*DATA*:
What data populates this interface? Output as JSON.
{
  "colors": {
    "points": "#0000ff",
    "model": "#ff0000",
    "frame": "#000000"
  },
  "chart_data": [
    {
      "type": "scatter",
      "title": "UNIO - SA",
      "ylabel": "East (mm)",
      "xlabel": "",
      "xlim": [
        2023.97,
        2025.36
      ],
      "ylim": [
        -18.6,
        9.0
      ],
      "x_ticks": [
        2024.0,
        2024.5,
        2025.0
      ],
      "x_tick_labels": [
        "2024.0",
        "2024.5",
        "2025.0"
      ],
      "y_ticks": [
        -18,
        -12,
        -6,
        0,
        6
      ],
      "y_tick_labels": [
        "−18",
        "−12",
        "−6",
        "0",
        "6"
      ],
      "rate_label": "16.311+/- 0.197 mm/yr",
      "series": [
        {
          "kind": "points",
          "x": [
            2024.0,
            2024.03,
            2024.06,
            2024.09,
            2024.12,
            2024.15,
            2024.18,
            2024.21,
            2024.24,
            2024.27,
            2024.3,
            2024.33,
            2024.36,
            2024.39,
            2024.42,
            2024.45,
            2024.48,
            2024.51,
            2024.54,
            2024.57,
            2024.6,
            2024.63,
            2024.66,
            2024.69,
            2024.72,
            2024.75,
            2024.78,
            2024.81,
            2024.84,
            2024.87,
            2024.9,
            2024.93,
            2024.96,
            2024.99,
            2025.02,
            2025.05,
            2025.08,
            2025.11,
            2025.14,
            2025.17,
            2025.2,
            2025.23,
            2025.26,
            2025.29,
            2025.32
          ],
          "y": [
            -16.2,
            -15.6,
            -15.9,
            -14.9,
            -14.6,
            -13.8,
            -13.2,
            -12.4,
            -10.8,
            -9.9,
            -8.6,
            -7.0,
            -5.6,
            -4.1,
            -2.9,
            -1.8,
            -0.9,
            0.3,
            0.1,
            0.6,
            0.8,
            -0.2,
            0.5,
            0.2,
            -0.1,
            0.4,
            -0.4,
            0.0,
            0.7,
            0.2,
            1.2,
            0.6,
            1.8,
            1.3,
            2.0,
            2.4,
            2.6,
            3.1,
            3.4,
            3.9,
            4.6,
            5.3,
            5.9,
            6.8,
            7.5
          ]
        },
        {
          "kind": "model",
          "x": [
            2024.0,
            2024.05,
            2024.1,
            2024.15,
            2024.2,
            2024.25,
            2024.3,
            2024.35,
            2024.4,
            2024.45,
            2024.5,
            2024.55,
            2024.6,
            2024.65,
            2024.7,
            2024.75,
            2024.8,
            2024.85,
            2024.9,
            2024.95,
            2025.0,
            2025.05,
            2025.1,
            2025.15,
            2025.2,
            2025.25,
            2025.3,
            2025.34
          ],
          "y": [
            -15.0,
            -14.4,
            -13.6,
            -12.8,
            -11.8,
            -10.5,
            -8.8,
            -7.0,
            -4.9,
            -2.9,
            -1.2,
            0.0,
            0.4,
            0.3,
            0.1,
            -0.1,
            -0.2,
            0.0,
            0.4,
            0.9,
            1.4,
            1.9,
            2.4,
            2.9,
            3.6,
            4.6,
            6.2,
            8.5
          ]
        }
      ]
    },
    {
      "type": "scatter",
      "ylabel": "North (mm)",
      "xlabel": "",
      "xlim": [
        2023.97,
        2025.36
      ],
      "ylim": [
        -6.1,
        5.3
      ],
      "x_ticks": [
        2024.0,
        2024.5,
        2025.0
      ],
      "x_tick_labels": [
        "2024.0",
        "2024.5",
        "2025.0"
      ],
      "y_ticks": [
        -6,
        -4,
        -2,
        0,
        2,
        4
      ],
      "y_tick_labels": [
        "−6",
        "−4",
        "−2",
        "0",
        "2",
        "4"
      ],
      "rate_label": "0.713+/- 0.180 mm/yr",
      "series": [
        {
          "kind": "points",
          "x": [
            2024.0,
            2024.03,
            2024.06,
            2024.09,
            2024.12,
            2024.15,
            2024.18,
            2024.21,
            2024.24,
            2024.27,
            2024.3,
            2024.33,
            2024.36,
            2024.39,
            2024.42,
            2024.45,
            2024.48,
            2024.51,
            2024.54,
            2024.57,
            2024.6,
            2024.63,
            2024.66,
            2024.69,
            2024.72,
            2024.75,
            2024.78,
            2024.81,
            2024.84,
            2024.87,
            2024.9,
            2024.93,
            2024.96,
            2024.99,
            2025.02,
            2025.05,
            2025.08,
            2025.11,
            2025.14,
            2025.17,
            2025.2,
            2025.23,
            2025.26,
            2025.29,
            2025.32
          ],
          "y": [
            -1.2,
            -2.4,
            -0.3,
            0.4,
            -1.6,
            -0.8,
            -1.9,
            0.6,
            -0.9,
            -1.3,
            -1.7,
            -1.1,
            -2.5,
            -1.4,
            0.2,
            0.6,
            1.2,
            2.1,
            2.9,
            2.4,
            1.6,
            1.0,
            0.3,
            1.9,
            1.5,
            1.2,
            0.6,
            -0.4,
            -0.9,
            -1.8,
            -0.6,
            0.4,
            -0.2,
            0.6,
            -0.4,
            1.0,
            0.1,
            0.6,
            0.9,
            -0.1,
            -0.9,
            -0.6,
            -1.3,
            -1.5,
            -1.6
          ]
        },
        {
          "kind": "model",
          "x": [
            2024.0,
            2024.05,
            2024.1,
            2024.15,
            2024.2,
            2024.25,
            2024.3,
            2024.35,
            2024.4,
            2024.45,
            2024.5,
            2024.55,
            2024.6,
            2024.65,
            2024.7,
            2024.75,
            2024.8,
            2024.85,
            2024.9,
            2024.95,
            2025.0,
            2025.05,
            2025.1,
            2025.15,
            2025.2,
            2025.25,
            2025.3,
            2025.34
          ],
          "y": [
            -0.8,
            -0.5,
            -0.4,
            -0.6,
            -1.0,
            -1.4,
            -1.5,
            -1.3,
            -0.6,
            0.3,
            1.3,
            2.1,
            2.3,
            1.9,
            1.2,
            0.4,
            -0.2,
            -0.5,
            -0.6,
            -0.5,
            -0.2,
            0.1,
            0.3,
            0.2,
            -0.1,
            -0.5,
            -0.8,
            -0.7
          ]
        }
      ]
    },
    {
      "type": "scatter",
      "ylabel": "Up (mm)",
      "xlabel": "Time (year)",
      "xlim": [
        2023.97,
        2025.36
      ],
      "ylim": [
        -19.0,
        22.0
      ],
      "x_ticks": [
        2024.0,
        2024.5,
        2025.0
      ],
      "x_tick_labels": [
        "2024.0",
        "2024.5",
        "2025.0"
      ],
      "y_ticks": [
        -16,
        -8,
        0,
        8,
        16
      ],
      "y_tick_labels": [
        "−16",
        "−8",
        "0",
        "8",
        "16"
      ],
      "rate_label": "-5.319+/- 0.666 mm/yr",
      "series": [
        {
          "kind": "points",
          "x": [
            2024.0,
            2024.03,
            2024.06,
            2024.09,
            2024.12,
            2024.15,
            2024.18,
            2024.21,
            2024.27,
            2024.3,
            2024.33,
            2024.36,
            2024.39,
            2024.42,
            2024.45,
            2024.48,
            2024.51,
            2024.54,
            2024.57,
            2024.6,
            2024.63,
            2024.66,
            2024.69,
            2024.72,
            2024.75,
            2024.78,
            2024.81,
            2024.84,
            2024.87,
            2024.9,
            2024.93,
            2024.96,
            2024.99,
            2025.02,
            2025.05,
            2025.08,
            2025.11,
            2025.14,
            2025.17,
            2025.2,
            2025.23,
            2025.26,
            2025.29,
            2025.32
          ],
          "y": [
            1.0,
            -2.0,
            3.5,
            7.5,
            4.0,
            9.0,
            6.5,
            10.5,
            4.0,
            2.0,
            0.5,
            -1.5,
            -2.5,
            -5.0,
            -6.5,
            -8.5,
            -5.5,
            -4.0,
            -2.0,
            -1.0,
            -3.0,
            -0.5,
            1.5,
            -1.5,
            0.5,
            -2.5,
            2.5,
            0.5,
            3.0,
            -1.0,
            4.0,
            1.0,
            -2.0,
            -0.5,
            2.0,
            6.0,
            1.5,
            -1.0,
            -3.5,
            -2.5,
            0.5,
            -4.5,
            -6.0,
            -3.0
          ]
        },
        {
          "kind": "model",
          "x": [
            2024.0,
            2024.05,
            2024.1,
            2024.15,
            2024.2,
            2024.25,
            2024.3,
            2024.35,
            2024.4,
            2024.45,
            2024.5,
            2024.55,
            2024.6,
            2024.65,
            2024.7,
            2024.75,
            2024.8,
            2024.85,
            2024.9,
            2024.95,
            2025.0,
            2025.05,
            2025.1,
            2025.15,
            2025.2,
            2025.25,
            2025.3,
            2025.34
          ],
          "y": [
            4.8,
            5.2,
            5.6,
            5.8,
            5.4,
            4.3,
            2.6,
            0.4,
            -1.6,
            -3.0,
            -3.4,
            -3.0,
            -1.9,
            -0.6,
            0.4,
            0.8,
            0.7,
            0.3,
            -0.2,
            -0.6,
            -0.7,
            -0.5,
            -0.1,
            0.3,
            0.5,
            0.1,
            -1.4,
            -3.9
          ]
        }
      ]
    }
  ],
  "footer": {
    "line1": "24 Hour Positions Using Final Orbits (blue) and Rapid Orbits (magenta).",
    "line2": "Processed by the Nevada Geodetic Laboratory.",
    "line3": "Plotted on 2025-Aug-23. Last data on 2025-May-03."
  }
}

*BRIEF*:
From the data, pick out every line that includes "ylabel".

*RESPONSE TO THIS TASK*:
      "ylabel": "East (mm)",
      "ylabel": "North (mm)",
      "ylabel": "Up (mm)",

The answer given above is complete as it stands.